**Listing:**
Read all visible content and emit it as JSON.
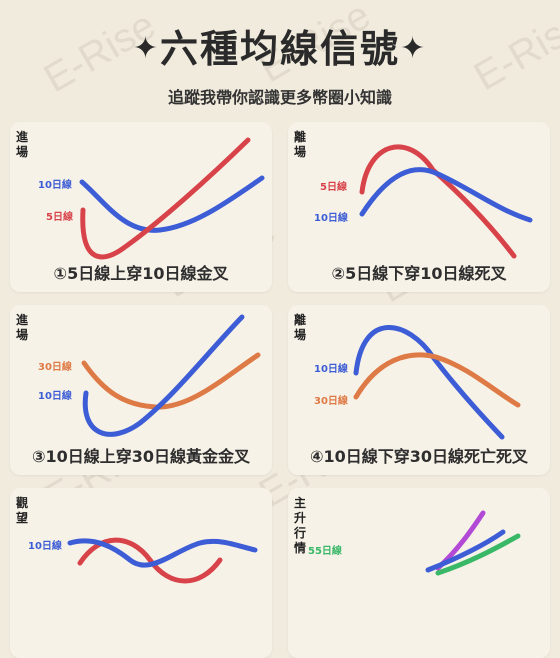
{
  "watermark": "E-Rise",
  "title": "六種均線信號",
  "title_star": "✦",
  "subtitle": "追蹤我帶你認識更多幣圈小知識",
  "panels": [
    {
      "tag": "進場",
      "labels": [
        "10日線",
        "5日線"
      ],
      "caption": "①5日線上穿10日線金叉"
    },
    {
      "tag": "離場",
      "labels": [
        "5日線",
        "10日線"
      ],
      "caption": "②5日線下穿10日線死叉"
    },
    {
      "tag": "進場",
      "labels": [
        "30日線",
        "10日線"
      ],
      "caption": "③10日線上穿30日線黃金金叉"
    },
    {
      "tag": "離場",
      "labels": [
        "10日線",
        "30日線"
      ],
      "caption": "④10日線下穿30日線死亡死叉"
    },
    {
      "tag": "觀望",
      "labels": [
        "10日線"
      ]
    },
    {
      "tag": "主升行情",
      "labels": [
        "55日線"
      ]
    }
  ],
  "colors": {
    "blue": "#3d5dd6",
    "red": "#d8434a",
    "orange": "#de7a45",
    "green": "#39b867",
    "purple": "#b24ad6",
    "background": "#f1ebde"
  }
}
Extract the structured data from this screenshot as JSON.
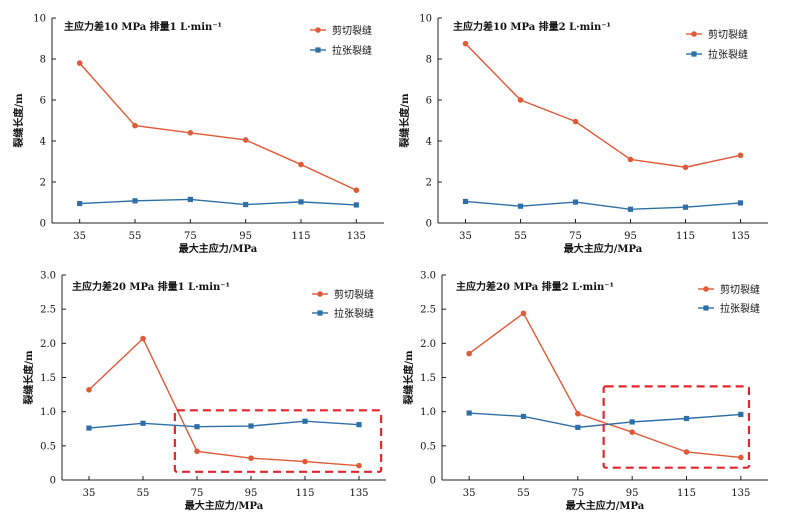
{
  "colors": {
    "shear": "#e05a38",
    "tensile": "#2f6fa8",
    "highlight": "#e3262e"
  },
  "chart_data": [
    {
      "type": "line",
      "title": "主应力差10 MPa 排量1 L·min⁻¹",
      "xlabel": "最大主应力/MPa",
      "ylabel": "裂缝长度/m",
      "categories": [
        "35",
        "55",
        "75",
        "95",
        "115",
        "135"
      ],
      "ylim": [
        0,
        10
      ],
      "yticks": [
        "0",
        "2",
        "4",
        "6",
        "8",
        "10"
      ],
      "legend_position": "top-right",
      "series": [
        {
          "name": "剪切裂缝",
          "marker": "circle",
          "values": [
            7.8,
            4.75,
            4.4,
            4.05,
            2.85,
            1.6
          ]
        },
        {
          "name": "拉张裂缝",
          "marker": "square",
          "values": [
            0.95,
            1.08,
            1.15,
            0.9,
            1.03,
            0.88
          ]
        }
      ],
      "highlight": null
    },
    {
      "type": "line",
      "title": "主应力差10 MPa 排量2 L·min⁻¹",
      "xlabel": "最大主应力/MPa",
      "ylabel": "裂缝长度/m",
      "categories": [
        "35",
        "55",
        "75",
        "95",
        "115",
        "135"
      ],
      "ylim": [
        0,
        10
      ],
      "yticks": [
        "0",
        "2",
        "4",
        "6",
        "8",
        "10"
      ],
      "legend_position": "top-right",
      "series": [
        {
          "name": "剪切裂缝",
          "marker": "circle",
          "values": [
            8.75,
            6.0,
            4.95,
            3.1,
            2.72,
            3.3
          ]
        },
        {
          "name": "拉张裂缝",
          "marker": "square",
          "values": [
            1.05,
            0.82,
            1.02,
            0.67,
            0.77,
            0.98
          ]
        }
      ],
      "highlight": null
    },
    {
      "type": "line",
      "title": "主应力差20 MPa 排量1 L·min⁻¹",
      "xlabel": "最大主应力/MPa",
      "ylabel": "裂缝长度/m",
      "categories": [
        "35",
        "55",
        "75",
        "95",
        "115",
        "135"
      ],
      "ylim": [
        0,
        3.0
      ],
      "yticks": [
        "0",
        "0.5",
        "1.0",
        "1.5",
        "2.0",
        "2.5",
        "3.0"
      ],
      "legend_position": "top-right",
      "series": [
        {
          "name": "剪切裂缝",
          "marker": "circle",
          "values": [
            1.32,
            2.07,
            0.42,
            0.32,
            0.27,
            0.21
          ]
        },
        {
          "name": "拉张裂缝",
          "marker": "square",
          "values": [
            0.76,
            0.83,
            0.78,
            0.79,
            0.86,
            0.81
          ]
        }
      ],
      "highlight": {
        "x_from": 66.8,
        "x_to": 143.2,
        "y_from": 0.12,
        "y_to": 1.02
      }
    },
    {
      "type": "line",
      "title": "主应力差20 MPa 排量2 L·min⁻¹",
      "xlabel": "最大主应力/MPa",
      "ylabel": "裂缝长度/m",
      "categories": [
        "35",
        "55",
        "75",
        "95",
        "115",
        "135"
      ],
      "ylim": [
        0,
        3.0
      ],
      "yticks": [
        "0",
        "0.5",
        "1.0",
        "1.5",
        "2.0",
        "2.5",
        "3.0"
      ],
      "legend_position": "top-right",
      "series": [
        {
          "name": "剪切裂缝",
          "marker": "circle",
          "values": [
            1.85,
            2.44,
            0.97,
            0.7,
            0.41,
            0.33
          ]
        },
        {
          "name": "拉张裂缝",
          "marker": "square",
          "values": [
            0.98,
            0.93,
            0.77,
            0.85,
            0.9,
            0.96
          ]
        }
      ],
      "highlight": {
        "x_from": 84.5,
        "x_to": 138.0,
        "y_from": 0.18,
        "y_to": 1.37
      }
    }
  ]
}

**What the task requires:**
Without the pictures, restate each entry exactly.

**The completed task:**
Read all visible content and emit it as JSON.
{
  "watermark": "E-Rise",
  "title": "六種均線信號",
  "title_star": "✦",
  "subtitle": "追蹤我帶你認識更多幣圈小知識",
  "panels": [
    {
      "tag": "進場",
      "labels": [
        "10日線",
        "5日線"
      ],
      "caption": "①5日線上穿10日線金叉"
    },
    {
      "tag": "離場",
      "labels": [
        "5日線",
        "10日線"
      ],
      "caption": "②5日線下穿10日線死叉"
    },
    {
      "tag": "進場",
      "labels": [
        "30日線",
        "10日線"
      ],
      "caption": "③10日線上穿30日線黃金金叉"
    },
    {
      "tag": "離場",
      "labels": [
        "10日線",
        "30日線"
      ],
      "caption": "④10日線下穿30日線死亡死叉"
    },
    {
      "tag": "觀望",
      "labels": [
        "10日線"
      ]
    },
    {
      "tag": "主升行情",
      "labels": [
        "55日線"
      ]
    }
  ],
  "colors": {
    "blue": "#3d5dd6",
    "red": "#d8434a",
    "orange": "#de7a45",
    "green": "#39b867",
    "purple": "#b24ad6",
    "background": "#f1ebde"
  }
}
Extract the structured data from this screenshot as JSON.
{
  "colors": {
    "shear": "#e05a38",
    "tensile": "#2f6fa8",
    "highlight": "#e3262e"
  },
  "chart_data": [
    {
      "type": "line",
      "title": "主应力差10 MPa 排量1 L·min⁻¹",
      "xlabel": "最大主应力/MPa",
      "ylabel": "裂缝长度/m",
      "categories": [
        "35",
        "55",
        "75",
        "95",
        "115",
        "135"
      ],
      "ylim": [
        0,
        10
      ],
      "yticks": [
        "0",
        "2",
        "4",
        "6",
        "8",
        "10"
      ],
      "legend_position": "top-right",
      "series": [
        {
          "name": "剪切裂缝",
          "marker": "circle",
          "values": [
            7.8,
            4.75,
            4.4,
            4.05,
            2.85,
            1.6
          ]
        },
        {
          "name": "拉张裂缝",
          "marker": "square",
          "values": [
            0.95,
            1.08,
            1.15,
            0.9,
            1.03,
            0.88
          ]
        }
      ],
      "highlight": null
    },
    {
      "type": "line",
      "title": "主应力差10 MPa 排量2 L·min⁻¹",
      "xlabel": "最大主应力/MPa",
      "ylabel": "裂缝长度/m",
      "categories": [
        "35",
        "55",
        "75",
        "95",
        "115",
        "135"
      ],
      "ylim": [
        0,
        10
      ],
      "yticks": [
        "0",
        "2",
        "4",
        "6",
        "8",
        "10"
      ],
      "legend_position": "top-right",
      "series": [
        {
          "name": "剪切裂缝",
          "marker": "circle",
          "values": [
            8.75,
            6.0,
            4.95,
            3.1,
            2.72,
            3.3
          ]
        },
        {
          "name": "拉张裂缝",
          "marker": "square",
          "values": [
            1.05,
            0.82,
            1.02,
            0.67,
            0.77,
            0.98
          ]
        }
      ],
      "highlight": null
    },
    {
      "type": "line",
      "title": "主应力差20 MPa 排量1 L·min⁻¹",
      "xlabel": "最大主应力/MPa",
      "ylabel": "裂缝长度/m",
      "categories": [
        "35",
        "55",
        "75",
        "95",
        "115",
        "135"
      ],
      "ylim": [
        0,
        3.0
      ],
      "yticks": [
        "0",
        "0.5",
        "1.0",
        "1.5",
        "2.0",
        "2.5",
        "3.0"
      ],
      "legend_position": "top-right",
      "series": [
        {
          "name": "剪切裂缝",
          "marker": "circle",
          "values": [
            1.32,
            2.07,
            0.42,
            0.32,
            0.27,
            0.21
          ]
        },
        {
          "name": "拉张裂缝",
          "marker": "square",
          "values": [
            0.76,
            0.83,
            0.78,
            0.79,
            0.86,
            0.81
          ]
        }
      ],
      "highlight": {
        "x_from": 66.8,
        "x_to": 143.2,
        "y_from": 0.12,
        "y_to": 1.02
      }
    },
    {
      "type": "line",
      "title": "主应力差20 MPa 排量2 L·min⁻¹",
      "xlabel": "最大主应力/MPa",
      "ylabel": "裂缝长度/m",
      "categories": [
        "35",
        "55",
        "75",
        "95",
        "115",
        "135"
      ],
      "ylim": [
        0,
        3.0
      ],
      "yticks": [
        "0",
        "0.5",
        "1.0",
        "1.5",
        "2.0",
        "2.5",
        "3.0"
      ],
      "legend_position": "top-right",
      "series": [
        {
          "name": "剪切裂缝",
          "marker": "circle",
          "values": [
            1.85,
            2.44,
            0.97,
            0.7,
            0.41,
            0.33
          ]
        },
        {
          "name": "拉张裂缝",
          "marker": "square",
          "values": [
            0.98,
            0.93,
            0.77,
            0.85,
            0.9,
            0.96
          ]
        }
      ],
      "highlight": {
        "x_from": 84.5,
        "x_to": 138.0,
        "y_from": 0.18,
        "y_to": 1.37
      }
    }
  ]
}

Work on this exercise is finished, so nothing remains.